→ **Work instructions**
Select, from the material below, each line with "polgármester" in it.
— BEGIN Recorded data —
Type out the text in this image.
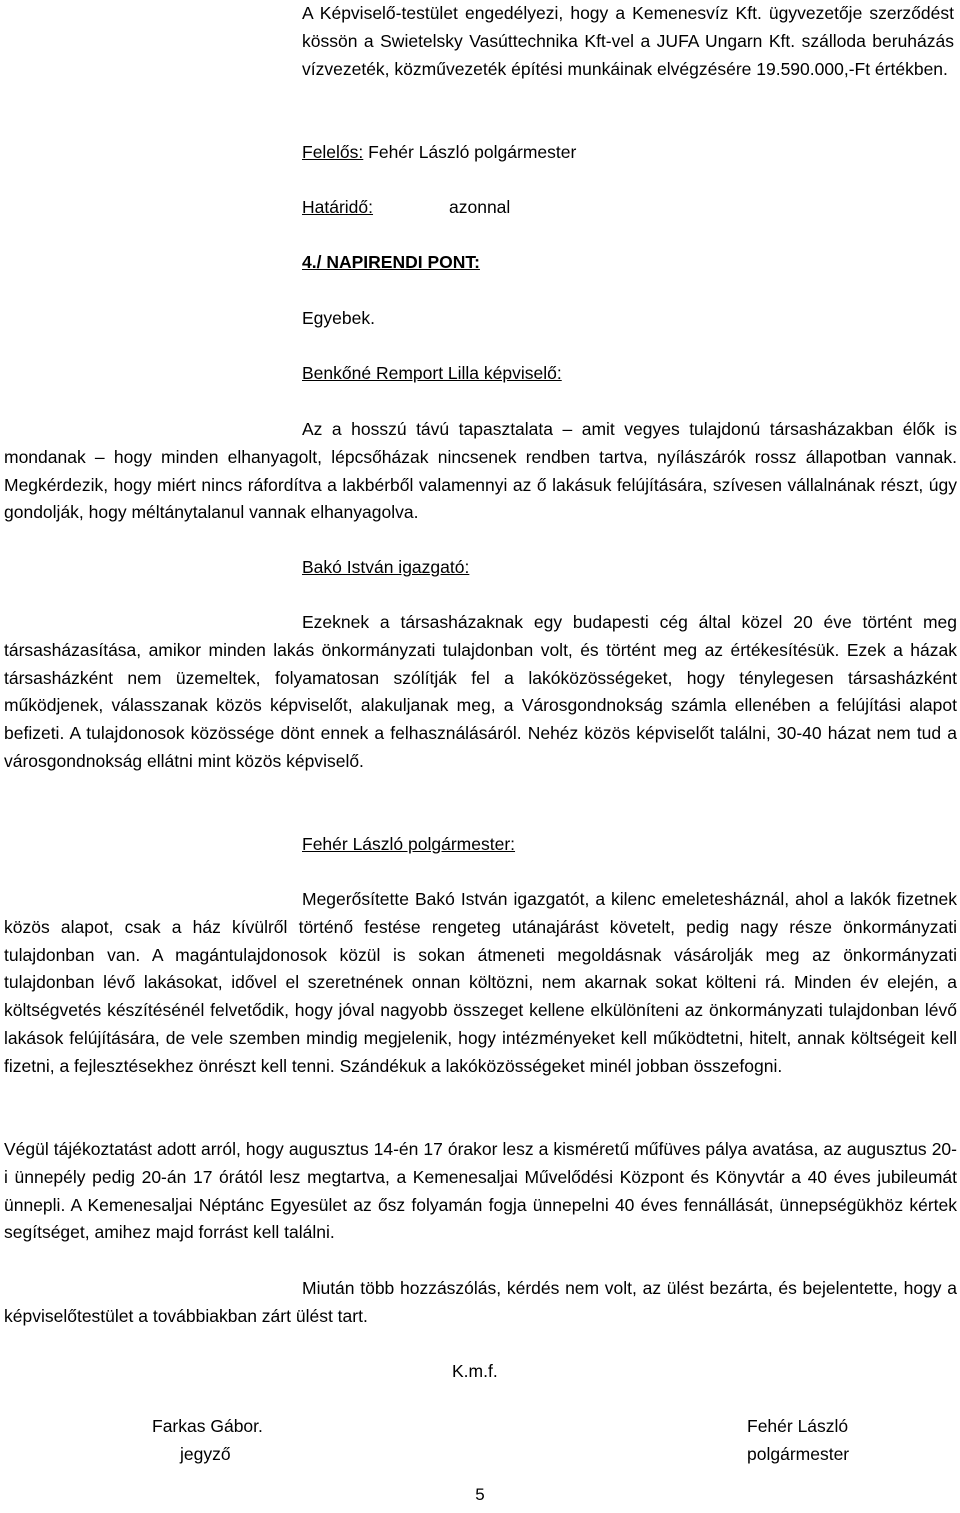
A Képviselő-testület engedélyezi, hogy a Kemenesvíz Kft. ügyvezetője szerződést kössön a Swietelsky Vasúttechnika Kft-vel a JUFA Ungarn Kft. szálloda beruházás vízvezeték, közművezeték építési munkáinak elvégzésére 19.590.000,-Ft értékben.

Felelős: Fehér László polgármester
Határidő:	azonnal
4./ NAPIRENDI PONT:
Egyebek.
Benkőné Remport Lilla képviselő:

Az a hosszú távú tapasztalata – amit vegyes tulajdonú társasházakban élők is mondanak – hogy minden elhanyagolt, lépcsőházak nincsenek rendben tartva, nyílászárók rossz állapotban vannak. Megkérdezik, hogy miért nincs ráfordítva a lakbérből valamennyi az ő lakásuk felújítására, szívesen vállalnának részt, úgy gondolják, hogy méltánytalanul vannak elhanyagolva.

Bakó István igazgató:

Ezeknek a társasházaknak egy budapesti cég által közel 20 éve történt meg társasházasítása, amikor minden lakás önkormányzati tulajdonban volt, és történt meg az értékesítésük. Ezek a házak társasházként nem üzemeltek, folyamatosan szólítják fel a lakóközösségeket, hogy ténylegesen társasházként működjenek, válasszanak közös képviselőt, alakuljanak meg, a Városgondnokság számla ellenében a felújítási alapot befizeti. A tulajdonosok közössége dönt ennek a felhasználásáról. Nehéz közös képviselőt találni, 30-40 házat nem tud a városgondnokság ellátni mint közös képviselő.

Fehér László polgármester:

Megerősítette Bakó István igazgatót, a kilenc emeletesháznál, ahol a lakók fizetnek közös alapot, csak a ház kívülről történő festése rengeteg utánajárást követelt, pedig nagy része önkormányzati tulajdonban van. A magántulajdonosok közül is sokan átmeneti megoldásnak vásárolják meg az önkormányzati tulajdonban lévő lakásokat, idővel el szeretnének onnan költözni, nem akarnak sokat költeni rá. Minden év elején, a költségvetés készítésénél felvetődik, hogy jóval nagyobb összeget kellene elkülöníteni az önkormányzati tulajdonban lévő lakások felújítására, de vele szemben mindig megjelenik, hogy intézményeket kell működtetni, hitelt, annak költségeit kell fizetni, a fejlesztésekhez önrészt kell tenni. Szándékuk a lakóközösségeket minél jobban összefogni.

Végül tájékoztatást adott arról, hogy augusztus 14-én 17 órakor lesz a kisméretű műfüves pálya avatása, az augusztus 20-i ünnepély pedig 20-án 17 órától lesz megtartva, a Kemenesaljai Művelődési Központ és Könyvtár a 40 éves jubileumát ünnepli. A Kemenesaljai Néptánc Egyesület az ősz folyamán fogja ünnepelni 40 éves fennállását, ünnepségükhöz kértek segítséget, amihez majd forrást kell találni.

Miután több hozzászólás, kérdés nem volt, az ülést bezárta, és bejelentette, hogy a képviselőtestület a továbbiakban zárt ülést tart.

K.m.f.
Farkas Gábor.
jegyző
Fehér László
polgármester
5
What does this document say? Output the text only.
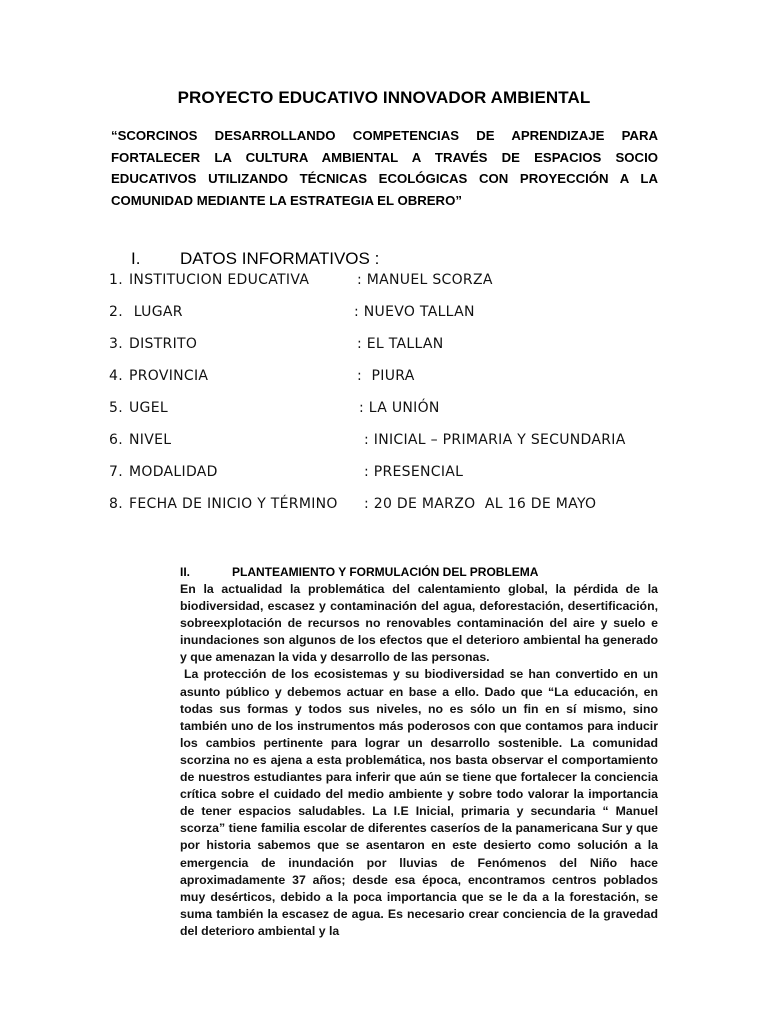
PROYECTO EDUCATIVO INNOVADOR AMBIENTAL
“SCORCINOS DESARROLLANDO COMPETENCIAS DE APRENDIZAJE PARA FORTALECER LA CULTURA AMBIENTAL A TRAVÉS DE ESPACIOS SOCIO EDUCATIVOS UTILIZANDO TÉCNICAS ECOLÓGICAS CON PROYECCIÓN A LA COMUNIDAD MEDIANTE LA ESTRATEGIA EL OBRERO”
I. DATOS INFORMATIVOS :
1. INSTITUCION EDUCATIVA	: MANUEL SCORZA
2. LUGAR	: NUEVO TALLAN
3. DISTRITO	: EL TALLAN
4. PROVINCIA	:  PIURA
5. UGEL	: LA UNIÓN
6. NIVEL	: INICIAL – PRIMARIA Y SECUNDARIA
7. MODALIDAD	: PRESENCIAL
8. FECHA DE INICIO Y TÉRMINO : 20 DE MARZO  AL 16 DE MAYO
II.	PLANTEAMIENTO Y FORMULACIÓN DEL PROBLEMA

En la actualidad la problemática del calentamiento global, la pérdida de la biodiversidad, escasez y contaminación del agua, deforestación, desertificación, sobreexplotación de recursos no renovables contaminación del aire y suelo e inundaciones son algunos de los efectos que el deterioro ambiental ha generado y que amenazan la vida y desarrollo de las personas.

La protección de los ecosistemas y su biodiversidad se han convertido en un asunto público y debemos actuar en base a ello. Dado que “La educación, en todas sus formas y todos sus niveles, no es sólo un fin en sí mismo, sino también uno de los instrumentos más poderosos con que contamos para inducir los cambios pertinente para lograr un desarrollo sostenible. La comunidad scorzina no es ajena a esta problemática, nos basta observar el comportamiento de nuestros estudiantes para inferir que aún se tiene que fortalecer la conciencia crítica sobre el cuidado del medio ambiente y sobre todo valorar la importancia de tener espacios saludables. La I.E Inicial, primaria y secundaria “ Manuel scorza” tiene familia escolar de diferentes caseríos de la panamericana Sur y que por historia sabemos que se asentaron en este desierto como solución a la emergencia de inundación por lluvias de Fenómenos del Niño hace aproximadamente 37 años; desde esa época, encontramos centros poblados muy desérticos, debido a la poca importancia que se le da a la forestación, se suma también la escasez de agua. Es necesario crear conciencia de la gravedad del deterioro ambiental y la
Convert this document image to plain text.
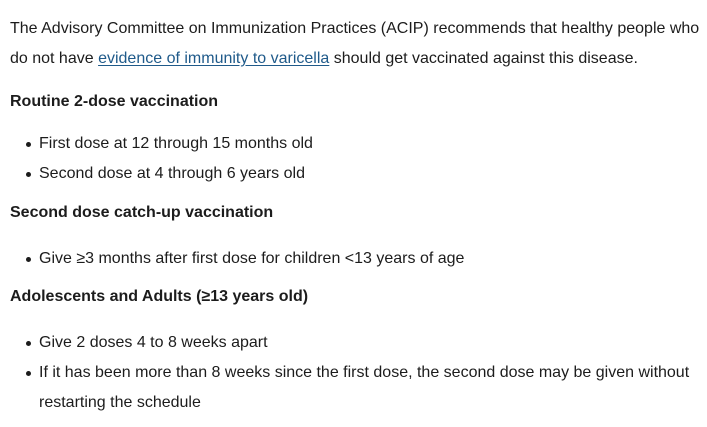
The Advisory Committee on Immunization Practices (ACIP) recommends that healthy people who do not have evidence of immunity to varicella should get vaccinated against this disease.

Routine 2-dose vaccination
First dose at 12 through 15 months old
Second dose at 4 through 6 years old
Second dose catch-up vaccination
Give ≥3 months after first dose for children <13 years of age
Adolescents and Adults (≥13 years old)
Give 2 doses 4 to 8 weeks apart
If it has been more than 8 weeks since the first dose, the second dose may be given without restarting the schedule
— END Recorded data —
→ **Answer to the problem**
Felelős: Fehér László polgármester
Fehér László polgármester:
polgármester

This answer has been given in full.